[The task] In the listing below, locate the lines that hold "conduit" and copy them.

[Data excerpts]
##########
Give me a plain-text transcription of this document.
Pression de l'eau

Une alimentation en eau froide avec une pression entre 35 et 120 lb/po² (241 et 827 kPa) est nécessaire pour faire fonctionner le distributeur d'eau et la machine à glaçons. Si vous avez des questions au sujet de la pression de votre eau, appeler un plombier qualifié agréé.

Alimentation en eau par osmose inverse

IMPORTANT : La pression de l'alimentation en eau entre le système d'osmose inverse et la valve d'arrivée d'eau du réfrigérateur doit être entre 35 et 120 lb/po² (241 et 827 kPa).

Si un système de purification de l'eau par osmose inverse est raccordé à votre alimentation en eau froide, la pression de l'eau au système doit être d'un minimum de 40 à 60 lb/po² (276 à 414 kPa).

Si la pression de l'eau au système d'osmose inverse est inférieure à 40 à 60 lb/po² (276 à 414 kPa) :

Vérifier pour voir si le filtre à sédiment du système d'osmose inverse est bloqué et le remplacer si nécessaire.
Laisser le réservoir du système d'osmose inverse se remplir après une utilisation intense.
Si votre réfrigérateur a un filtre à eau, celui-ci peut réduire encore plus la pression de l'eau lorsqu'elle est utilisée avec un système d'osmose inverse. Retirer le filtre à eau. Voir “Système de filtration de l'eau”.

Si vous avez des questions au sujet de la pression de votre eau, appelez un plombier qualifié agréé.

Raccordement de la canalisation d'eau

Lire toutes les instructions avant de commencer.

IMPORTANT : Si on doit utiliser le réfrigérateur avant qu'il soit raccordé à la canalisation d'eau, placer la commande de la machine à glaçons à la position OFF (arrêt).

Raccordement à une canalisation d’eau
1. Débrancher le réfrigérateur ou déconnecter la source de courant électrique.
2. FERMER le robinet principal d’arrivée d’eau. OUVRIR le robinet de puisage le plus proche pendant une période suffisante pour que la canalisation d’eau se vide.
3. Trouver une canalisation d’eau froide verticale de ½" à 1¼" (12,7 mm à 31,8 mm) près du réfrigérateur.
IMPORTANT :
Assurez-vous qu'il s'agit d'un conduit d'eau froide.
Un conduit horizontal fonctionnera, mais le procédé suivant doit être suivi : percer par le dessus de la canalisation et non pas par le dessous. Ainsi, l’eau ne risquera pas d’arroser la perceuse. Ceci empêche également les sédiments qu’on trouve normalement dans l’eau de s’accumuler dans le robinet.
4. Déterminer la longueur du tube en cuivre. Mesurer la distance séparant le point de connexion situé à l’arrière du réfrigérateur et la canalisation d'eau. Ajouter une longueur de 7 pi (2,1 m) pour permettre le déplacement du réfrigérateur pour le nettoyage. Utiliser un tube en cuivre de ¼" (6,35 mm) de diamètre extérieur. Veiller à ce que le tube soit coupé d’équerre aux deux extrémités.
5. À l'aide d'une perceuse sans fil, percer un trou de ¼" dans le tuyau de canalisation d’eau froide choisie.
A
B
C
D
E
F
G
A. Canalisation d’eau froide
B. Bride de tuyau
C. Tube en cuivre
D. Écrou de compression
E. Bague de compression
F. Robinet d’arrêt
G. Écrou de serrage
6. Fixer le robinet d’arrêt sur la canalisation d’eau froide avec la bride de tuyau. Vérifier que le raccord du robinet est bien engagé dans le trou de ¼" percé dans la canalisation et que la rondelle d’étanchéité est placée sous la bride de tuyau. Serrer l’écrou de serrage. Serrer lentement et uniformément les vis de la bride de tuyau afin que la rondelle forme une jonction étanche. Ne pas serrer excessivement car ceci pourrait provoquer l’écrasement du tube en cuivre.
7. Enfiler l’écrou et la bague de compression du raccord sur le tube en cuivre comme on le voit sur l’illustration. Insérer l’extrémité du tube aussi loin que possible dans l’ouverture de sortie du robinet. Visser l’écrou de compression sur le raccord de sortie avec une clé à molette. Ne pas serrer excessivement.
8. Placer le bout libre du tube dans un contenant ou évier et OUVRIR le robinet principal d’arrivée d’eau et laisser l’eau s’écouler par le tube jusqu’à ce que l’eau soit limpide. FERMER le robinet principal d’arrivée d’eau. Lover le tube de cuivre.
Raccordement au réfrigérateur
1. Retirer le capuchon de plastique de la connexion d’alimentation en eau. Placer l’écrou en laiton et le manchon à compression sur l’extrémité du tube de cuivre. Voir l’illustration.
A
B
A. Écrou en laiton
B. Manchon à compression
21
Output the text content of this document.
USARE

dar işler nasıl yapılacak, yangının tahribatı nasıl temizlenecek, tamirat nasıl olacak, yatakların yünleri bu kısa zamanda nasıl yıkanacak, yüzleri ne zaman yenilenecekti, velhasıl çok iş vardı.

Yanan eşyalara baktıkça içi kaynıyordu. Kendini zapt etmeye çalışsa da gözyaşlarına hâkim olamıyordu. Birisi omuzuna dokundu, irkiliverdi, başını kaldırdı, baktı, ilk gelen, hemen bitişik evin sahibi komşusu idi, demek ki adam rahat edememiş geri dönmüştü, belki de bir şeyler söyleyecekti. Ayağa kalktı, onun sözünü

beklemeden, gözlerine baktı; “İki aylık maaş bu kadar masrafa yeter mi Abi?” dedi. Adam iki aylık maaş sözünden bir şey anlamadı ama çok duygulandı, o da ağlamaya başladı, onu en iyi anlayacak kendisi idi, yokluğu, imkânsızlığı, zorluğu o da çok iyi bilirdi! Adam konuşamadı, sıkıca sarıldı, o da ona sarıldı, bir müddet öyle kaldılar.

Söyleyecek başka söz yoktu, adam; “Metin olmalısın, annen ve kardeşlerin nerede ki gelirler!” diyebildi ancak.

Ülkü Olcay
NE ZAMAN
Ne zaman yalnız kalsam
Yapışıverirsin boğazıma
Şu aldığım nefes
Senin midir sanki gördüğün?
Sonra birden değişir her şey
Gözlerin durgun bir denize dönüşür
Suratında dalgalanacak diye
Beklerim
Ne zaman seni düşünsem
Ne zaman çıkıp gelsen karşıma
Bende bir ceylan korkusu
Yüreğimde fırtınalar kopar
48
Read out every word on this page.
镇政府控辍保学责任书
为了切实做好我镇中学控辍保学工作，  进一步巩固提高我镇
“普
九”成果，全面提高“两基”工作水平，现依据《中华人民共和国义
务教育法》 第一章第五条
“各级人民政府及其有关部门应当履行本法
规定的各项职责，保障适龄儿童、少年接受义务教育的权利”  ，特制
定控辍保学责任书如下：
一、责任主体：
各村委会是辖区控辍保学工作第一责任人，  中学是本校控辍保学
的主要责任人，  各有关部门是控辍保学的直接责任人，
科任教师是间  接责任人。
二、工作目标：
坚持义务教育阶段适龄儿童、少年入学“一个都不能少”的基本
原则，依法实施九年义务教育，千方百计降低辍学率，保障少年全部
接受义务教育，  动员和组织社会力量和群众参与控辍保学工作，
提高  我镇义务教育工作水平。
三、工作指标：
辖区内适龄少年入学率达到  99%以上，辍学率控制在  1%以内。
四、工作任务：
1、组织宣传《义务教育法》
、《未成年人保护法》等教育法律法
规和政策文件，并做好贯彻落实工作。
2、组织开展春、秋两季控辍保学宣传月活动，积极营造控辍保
##########
[Output below]
Assurez-vous qu'il s'agit d'un conduit d'eau froide.
Un conduit horizontal fonctionnera, mais le procédé suivant doit être suivi : percer par le dessus de la canalisation et non pas par le dessous. Ainsi, l’eau ne risquera pas d’arroser la perceuse. Ceci empêche également les sédiments qu’on trouve normalement dans l’eau de s’accumuler dans le robinet.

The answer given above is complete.